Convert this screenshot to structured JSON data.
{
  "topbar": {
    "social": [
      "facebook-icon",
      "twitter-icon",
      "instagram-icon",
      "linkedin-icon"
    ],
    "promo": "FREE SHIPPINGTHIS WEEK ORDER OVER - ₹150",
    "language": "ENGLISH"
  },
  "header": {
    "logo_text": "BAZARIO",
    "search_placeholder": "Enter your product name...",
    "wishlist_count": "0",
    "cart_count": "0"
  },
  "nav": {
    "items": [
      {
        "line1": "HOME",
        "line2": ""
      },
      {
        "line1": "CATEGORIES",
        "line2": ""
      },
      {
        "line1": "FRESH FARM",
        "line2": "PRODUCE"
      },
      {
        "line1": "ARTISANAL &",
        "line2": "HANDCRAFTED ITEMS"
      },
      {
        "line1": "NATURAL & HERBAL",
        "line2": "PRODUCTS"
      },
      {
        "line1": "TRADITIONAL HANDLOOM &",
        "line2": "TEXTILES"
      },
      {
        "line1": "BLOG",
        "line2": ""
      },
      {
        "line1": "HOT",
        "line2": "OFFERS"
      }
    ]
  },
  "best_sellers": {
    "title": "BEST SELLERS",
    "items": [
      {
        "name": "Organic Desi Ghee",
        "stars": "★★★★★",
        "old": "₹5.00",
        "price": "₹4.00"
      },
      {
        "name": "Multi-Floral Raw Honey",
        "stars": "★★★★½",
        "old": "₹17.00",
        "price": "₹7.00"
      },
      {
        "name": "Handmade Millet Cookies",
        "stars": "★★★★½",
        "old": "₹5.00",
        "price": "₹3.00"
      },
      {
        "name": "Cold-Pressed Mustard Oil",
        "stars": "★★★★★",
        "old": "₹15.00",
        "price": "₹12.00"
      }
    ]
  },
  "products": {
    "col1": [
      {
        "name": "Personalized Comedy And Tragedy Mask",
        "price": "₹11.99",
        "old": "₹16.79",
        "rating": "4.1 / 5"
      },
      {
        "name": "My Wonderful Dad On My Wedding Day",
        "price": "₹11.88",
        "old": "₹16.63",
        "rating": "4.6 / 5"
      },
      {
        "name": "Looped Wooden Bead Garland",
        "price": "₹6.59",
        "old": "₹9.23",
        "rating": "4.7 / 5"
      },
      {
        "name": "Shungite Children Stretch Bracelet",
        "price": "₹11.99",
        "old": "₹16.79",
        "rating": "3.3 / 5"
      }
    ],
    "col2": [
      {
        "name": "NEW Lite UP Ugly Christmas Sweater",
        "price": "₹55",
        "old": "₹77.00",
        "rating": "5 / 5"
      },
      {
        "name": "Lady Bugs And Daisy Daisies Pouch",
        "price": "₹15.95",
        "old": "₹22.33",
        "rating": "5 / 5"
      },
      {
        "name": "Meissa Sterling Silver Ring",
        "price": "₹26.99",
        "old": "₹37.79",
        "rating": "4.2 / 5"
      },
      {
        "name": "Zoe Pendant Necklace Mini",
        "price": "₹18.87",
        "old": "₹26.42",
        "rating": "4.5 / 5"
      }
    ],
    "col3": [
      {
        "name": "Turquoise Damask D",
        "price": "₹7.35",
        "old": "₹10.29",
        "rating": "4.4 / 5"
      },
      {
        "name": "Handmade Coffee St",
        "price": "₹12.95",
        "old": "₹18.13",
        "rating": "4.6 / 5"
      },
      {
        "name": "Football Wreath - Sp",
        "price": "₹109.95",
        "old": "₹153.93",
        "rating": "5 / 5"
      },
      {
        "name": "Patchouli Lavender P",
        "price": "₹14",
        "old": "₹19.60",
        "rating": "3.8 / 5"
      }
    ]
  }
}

Your objective = Find every line with "Handmade" in the listing and state how many there are, nothing else.

Solved exercise = 2